Supplied text:
- - -

From this list, we'll select the words that may help in clearing up the clustering.

In [None]:
custom_stopwords = [
    'responsible', 
    'looking', 
    'incumbent',
    'position',
    'seeking',
    'work',
    'support',
    'team',
    'candidate',
    'llc',
    'company',
    'activities',
    'ensure', 
    'armenian', 
    'candidates', 
    '-', 
    'armenia']

def removeCustomStopWords(description):
    return ' '.join([x for x in description.split() if x.lower() not in custom_stopwords])

df['newcleandesc'] = df.apply(lambda row: removeStopWords(row['cleandesc']), axis=1)
df = df.reset_index(drop=True)


### Clean up jobposts

#### Remove jobposts stopwords

In [None]:
def removeStopWords(description):
    return ' '.join([x for x in description.split() if x.lower() not in STOP_WORDS])

df['cleanjob'] = df.apply(lambda row: removeStopWords(row['jobpost']), axis=1)

- - -

Record set:

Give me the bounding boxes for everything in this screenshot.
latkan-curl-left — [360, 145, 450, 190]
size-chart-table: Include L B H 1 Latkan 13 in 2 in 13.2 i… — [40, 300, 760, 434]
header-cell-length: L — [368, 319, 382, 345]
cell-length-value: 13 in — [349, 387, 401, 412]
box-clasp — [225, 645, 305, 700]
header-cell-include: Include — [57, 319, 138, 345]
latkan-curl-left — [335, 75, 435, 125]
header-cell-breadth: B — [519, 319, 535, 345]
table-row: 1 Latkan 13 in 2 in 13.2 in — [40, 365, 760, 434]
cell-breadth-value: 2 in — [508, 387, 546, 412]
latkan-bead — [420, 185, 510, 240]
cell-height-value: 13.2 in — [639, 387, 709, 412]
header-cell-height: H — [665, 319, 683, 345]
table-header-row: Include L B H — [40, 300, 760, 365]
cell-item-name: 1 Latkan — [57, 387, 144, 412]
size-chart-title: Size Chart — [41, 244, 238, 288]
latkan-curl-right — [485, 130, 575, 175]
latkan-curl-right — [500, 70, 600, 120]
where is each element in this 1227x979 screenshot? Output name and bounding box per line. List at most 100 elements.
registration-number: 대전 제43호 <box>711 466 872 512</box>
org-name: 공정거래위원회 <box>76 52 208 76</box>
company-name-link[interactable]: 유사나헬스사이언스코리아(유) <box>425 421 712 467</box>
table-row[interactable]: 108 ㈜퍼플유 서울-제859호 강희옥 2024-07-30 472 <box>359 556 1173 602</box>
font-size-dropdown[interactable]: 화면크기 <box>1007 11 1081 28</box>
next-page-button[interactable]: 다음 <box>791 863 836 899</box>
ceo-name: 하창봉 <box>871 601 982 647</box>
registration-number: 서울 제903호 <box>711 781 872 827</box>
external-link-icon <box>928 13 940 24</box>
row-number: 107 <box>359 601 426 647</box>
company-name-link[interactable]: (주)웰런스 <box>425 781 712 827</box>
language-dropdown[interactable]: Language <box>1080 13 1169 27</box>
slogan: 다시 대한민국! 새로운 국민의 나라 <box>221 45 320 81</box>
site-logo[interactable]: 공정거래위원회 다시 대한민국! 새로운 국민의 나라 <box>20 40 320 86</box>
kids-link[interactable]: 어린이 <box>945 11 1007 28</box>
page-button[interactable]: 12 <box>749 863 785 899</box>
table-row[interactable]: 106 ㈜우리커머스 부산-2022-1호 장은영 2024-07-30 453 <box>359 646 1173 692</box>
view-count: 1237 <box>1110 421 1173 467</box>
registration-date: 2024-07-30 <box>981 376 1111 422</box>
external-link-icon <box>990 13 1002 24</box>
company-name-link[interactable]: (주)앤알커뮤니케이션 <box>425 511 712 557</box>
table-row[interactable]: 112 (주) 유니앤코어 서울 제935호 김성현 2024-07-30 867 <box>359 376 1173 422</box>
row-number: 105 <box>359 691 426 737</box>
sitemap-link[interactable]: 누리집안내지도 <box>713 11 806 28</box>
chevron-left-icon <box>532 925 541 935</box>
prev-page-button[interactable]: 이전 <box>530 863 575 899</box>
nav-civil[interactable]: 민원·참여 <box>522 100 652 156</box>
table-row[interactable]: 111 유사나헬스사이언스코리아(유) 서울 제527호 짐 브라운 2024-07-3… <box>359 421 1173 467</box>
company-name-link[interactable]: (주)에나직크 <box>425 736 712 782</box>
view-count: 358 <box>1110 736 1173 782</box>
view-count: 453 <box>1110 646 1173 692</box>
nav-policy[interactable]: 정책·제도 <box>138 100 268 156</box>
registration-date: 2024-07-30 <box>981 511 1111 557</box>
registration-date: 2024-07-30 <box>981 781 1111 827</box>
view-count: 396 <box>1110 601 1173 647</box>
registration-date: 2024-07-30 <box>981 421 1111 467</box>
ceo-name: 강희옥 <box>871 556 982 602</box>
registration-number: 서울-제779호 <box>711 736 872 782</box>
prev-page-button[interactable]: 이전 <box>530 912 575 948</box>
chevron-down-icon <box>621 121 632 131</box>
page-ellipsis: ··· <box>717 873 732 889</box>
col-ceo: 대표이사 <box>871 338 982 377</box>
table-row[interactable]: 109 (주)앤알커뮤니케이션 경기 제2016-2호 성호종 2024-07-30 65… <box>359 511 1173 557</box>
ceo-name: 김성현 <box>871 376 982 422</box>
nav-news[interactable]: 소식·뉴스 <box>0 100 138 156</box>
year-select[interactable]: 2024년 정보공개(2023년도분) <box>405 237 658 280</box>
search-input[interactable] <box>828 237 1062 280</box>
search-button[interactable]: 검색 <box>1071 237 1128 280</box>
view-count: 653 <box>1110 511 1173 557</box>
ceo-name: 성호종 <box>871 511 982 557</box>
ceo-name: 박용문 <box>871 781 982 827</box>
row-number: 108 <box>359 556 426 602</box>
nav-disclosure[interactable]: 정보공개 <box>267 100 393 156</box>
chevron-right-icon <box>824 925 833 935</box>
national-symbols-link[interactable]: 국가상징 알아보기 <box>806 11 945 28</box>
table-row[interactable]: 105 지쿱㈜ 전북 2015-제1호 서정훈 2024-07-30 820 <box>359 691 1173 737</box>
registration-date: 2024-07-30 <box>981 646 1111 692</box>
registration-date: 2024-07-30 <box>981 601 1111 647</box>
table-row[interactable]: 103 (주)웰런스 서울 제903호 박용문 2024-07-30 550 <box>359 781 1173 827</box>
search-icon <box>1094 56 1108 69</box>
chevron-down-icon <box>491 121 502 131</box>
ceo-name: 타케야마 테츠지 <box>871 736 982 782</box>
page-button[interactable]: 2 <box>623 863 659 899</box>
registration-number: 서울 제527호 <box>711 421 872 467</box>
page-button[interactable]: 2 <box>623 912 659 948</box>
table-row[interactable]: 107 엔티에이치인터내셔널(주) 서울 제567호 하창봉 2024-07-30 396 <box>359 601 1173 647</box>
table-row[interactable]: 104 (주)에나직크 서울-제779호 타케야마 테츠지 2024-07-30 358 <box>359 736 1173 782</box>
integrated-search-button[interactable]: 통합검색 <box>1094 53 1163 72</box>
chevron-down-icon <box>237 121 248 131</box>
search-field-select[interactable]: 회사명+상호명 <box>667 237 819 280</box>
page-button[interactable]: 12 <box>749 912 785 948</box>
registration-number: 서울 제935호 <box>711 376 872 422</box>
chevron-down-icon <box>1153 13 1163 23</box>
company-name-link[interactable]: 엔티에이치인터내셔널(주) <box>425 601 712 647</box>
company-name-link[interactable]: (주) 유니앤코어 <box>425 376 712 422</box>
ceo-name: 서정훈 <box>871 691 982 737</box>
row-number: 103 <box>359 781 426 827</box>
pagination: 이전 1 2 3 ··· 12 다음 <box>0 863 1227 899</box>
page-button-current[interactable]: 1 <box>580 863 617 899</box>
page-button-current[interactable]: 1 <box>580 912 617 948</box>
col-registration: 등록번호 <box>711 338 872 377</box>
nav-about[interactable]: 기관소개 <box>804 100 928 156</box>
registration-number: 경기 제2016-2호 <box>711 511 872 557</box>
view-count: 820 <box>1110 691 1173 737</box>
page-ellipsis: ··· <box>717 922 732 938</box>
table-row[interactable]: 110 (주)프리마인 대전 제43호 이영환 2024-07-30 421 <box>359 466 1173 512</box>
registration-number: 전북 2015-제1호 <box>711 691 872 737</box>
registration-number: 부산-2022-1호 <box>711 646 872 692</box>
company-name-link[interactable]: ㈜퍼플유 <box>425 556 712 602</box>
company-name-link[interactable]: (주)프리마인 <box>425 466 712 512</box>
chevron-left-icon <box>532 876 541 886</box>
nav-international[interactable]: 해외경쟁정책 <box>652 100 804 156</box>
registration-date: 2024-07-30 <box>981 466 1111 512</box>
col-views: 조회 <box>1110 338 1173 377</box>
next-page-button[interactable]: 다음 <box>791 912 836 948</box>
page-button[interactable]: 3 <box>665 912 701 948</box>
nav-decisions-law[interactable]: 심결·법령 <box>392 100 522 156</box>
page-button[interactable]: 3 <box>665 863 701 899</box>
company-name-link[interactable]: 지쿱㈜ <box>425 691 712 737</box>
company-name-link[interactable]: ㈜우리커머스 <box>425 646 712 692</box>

- - -

To be done:
1) In the job-post clustering notebook, condense the block beginning "custom_stopwords = [" into a single line of Python.
2) Under "Remove jobposts stopwords" in the job-post clustering notebook, what DataFrame column receives the output of removeStopWords?
3) Pick up the job-post clustering notebook after its last line of code and write the next step.
The listing comes from a separate source, unrelated to the job-post clustering notebook.

Results:
1) custom_stopwords = ['responsible', 'looking', 'incumbent', 'position', 'seeking', 'work', 'support', 'team', 'candidate', 'llc', 'company', 'activities', 'ensure', 'armenian', 'candidates', '-', 'armenia']

2) The output goes to the column 'cleanjob'.

3)
In [None]:
df['cleanjob'][0]

#### Count most popular words
In this section, we'll find low-signal across all job postings, such as "job" and "performance", and manually add them to the list.  This is because there are some high-signal words at the top, such as "software".

In [None]:
alldescs = ' '.join(df['cleanjob'].values)
alldescs = ' '.join(alldescs.split())

wordcount = {}

for i in alldescs.lower().split():
    if i in wordcount: 
        wordcount[i] += 1
    else:
        wordcount[i] = 1
        
sorted_wordcount = sorted(wordcount.items(), key=lambda x: x[1], reverse=True)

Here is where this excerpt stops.